● **EXERCISE DETAILS**: Filter out everything except lines holding "выплаты".

↓↓↓

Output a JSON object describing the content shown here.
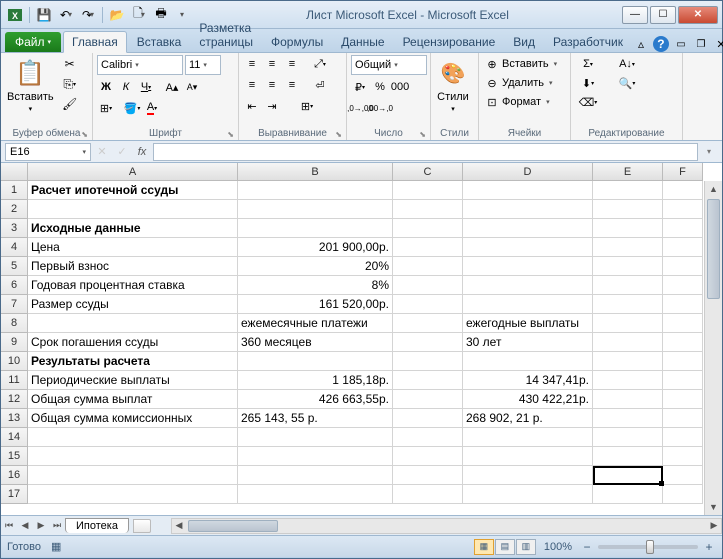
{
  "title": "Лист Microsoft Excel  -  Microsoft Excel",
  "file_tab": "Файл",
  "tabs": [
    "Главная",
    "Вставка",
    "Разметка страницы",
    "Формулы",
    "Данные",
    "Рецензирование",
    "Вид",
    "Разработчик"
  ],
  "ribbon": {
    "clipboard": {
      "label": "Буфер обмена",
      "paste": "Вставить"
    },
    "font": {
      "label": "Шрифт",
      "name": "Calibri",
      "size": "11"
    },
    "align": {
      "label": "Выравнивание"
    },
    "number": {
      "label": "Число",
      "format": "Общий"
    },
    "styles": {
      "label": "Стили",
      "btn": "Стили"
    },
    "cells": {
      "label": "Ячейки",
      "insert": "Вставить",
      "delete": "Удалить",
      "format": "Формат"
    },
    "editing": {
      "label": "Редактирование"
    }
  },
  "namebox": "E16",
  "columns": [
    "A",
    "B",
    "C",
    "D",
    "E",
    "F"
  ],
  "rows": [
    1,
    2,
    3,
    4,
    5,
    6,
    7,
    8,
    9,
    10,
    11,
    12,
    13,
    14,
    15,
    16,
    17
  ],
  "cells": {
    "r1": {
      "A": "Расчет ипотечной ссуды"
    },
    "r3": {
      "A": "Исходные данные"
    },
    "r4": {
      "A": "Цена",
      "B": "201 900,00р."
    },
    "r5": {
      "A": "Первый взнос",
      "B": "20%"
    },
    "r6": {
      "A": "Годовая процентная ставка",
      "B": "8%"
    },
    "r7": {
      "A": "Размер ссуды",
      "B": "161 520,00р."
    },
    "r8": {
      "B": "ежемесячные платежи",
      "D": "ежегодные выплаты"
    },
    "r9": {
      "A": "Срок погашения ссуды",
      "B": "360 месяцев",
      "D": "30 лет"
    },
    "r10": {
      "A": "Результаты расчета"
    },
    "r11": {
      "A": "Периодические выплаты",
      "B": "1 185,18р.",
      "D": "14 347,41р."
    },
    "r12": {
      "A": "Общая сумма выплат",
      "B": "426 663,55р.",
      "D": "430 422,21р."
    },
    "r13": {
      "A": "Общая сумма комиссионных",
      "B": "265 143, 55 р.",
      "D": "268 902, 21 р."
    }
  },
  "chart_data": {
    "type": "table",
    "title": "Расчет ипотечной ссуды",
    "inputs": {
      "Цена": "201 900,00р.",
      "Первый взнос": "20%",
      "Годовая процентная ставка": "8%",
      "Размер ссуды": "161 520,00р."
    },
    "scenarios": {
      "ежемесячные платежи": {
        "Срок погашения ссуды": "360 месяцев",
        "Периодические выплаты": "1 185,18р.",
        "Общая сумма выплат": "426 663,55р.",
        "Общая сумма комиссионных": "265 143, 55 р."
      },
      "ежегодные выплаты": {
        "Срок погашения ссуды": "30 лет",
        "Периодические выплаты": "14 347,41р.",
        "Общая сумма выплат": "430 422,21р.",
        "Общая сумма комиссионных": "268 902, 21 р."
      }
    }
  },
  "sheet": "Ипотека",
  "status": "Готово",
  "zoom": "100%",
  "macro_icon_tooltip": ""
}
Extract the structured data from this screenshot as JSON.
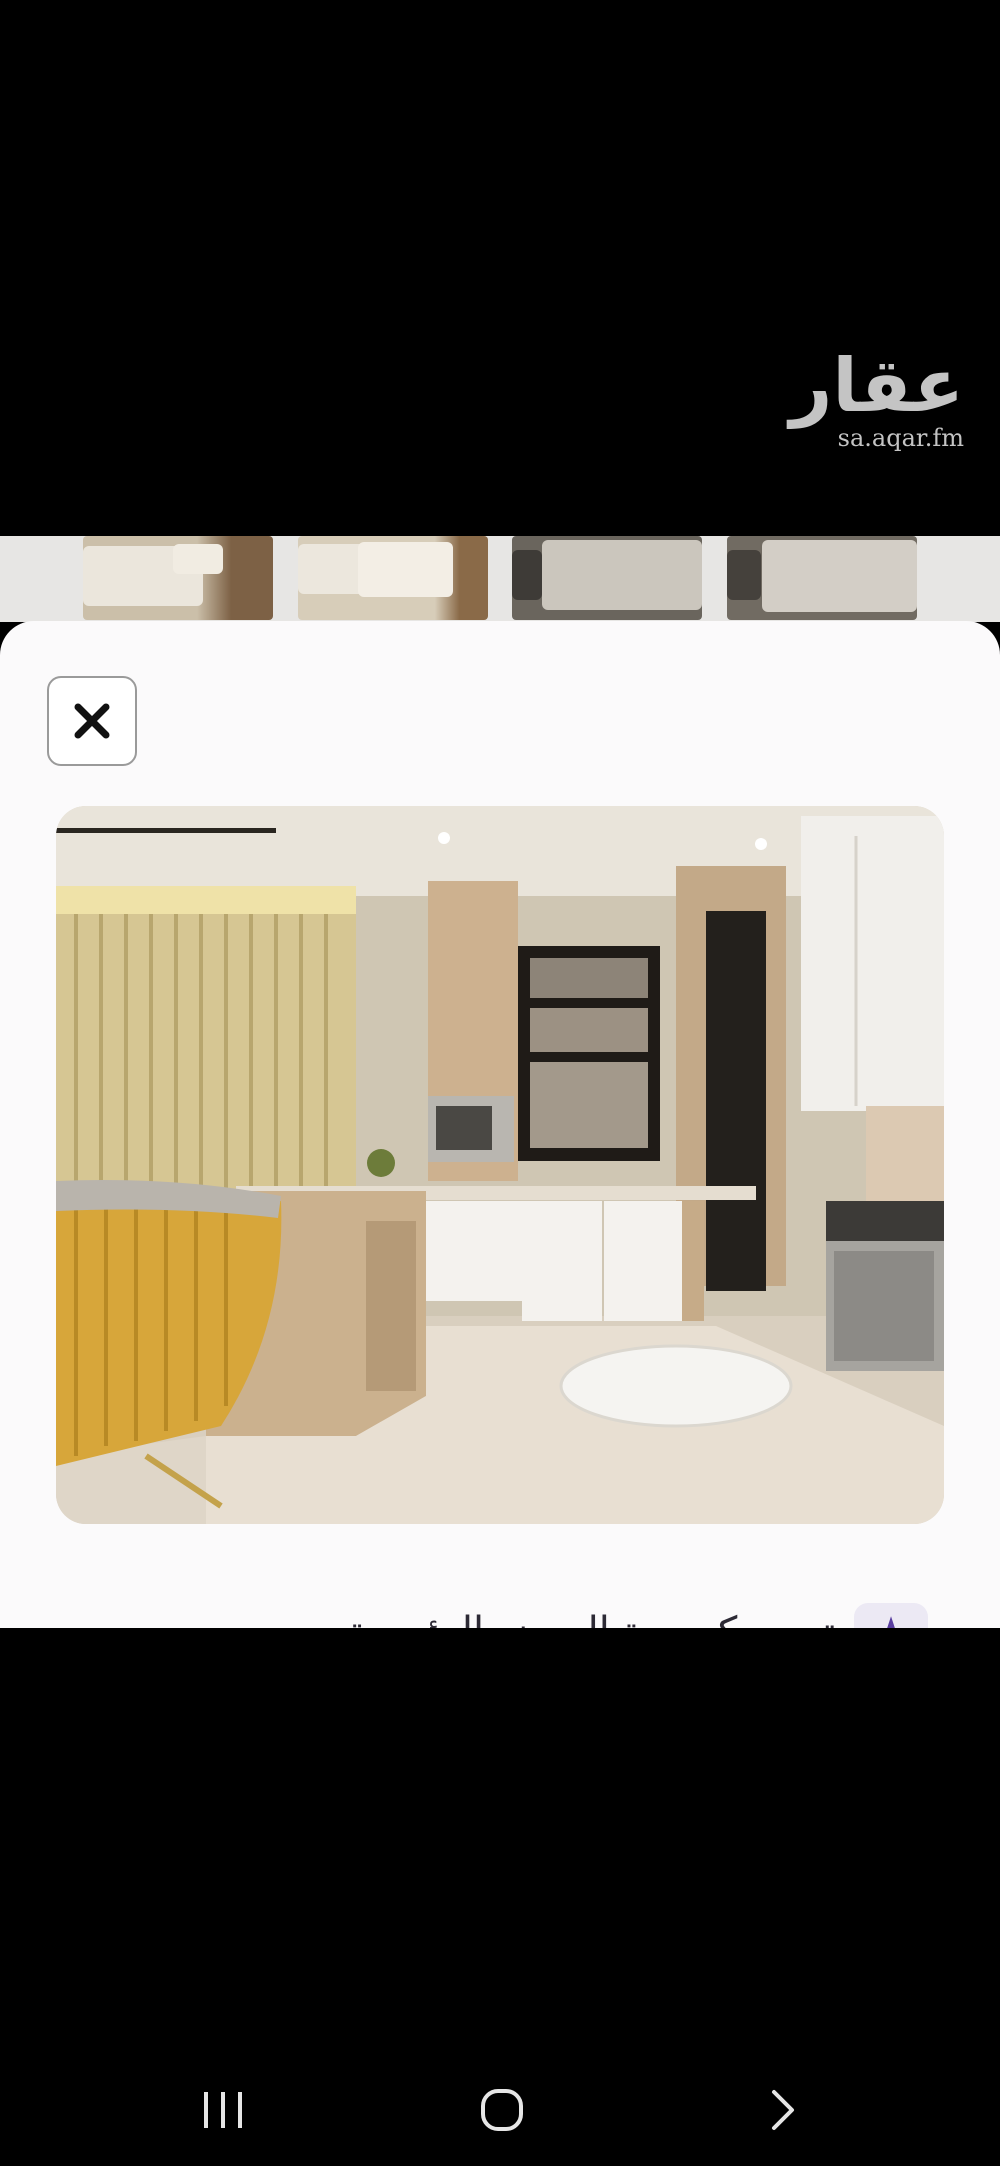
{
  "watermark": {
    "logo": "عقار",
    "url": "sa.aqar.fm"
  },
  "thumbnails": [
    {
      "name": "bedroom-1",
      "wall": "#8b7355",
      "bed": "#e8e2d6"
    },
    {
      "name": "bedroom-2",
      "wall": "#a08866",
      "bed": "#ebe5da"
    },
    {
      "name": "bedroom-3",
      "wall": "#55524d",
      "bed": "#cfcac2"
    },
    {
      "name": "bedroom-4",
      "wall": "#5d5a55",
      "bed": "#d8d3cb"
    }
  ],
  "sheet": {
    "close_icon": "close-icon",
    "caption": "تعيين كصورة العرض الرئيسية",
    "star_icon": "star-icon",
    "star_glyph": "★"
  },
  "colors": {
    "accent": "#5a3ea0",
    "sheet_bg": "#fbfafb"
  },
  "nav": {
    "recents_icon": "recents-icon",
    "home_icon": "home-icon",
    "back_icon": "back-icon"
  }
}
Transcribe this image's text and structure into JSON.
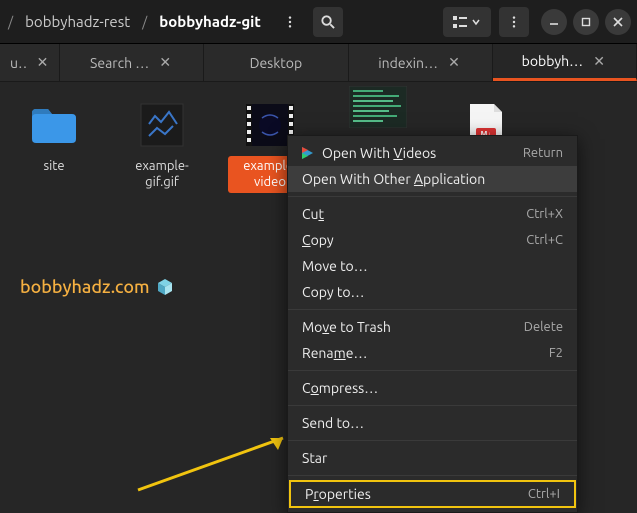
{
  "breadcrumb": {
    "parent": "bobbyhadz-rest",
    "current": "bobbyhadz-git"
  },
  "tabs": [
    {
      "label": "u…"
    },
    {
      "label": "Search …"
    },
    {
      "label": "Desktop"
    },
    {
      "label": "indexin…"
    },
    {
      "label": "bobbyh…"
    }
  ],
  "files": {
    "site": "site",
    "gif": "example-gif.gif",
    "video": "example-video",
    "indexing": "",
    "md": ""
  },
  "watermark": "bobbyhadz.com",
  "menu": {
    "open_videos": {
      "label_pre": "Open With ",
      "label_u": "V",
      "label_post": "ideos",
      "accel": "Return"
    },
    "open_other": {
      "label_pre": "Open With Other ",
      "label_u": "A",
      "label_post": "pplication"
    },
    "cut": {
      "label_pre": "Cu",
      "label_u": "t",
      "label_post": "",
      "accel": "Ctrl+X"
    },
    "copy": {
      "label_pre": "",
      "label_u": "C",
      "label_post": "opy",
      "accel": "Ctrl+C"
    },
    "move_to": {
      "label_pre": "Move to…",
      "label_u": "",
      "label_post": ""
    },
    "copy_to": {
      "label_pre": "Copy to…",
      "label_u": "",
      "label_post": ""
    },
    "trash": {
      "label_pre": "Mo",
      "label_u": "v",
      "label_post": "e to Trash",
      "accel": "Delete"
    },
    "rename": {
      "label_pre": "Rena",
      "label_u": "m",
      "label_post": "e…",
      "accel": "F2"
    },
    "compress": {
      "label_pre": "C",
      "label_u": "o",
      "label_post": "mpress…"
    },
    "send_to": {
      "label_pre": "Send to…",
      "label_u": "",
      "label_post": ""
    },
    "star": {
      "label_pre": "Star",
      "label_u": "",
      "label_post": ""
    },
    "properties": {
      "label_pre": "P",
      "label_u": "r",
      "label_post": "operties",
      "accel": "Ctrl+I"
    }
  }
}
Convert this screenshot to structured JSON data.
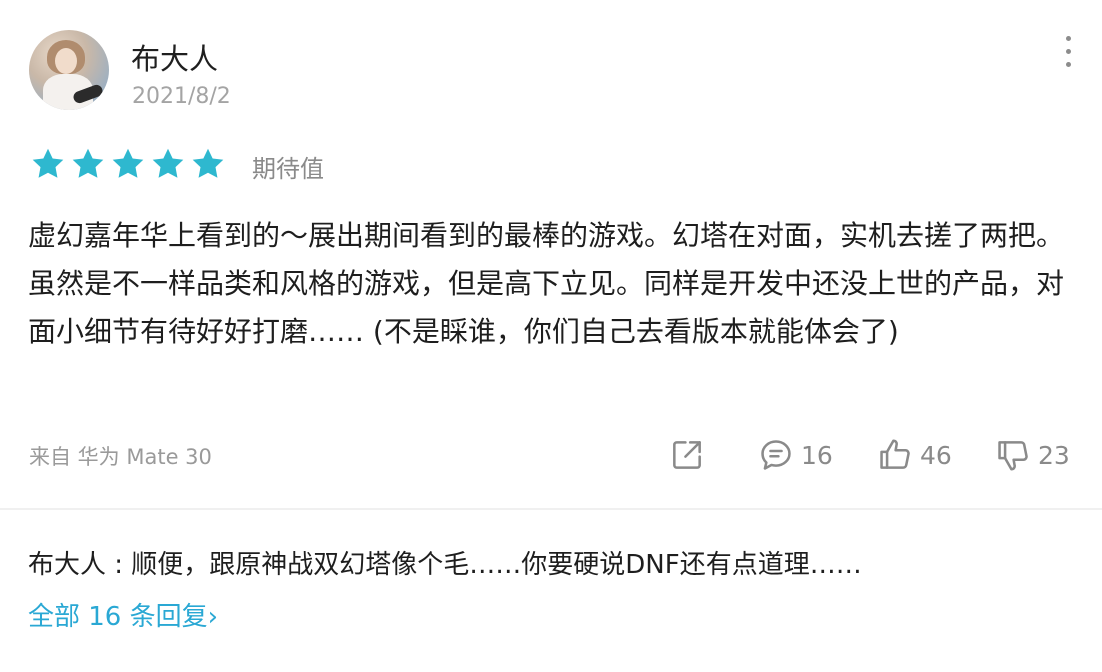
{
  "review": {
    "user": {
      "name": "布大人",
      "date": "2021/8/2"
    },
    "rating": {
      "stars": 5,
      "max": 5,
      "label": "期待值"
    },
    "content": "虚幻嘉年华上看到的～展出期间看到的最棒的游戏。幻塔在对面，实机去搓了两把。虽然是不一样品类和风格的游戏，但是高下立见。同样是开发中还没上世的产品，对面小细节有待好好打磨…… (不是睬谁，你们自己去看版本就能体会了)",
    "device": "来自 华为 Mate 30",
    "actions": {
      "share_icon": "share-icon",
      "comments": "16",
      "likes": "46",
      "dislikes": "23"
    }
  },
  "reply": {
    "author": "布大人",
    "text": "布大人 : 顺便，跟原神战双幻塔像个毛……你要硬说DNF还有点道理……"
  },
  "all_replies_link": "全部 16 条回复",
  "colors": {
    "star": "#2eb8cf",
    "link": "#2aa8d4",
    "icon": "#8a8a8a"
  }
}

↑↑↑

● **COMPLETED EXERCISE**:
      "D": "ежегодные выплаты"
      "A": "Периодические выплаты",
        "Периодические выплаты": "1 185,18р.",
      "ежегодные выплаты": {
        "Периодические выплаты": "14 347,41р.",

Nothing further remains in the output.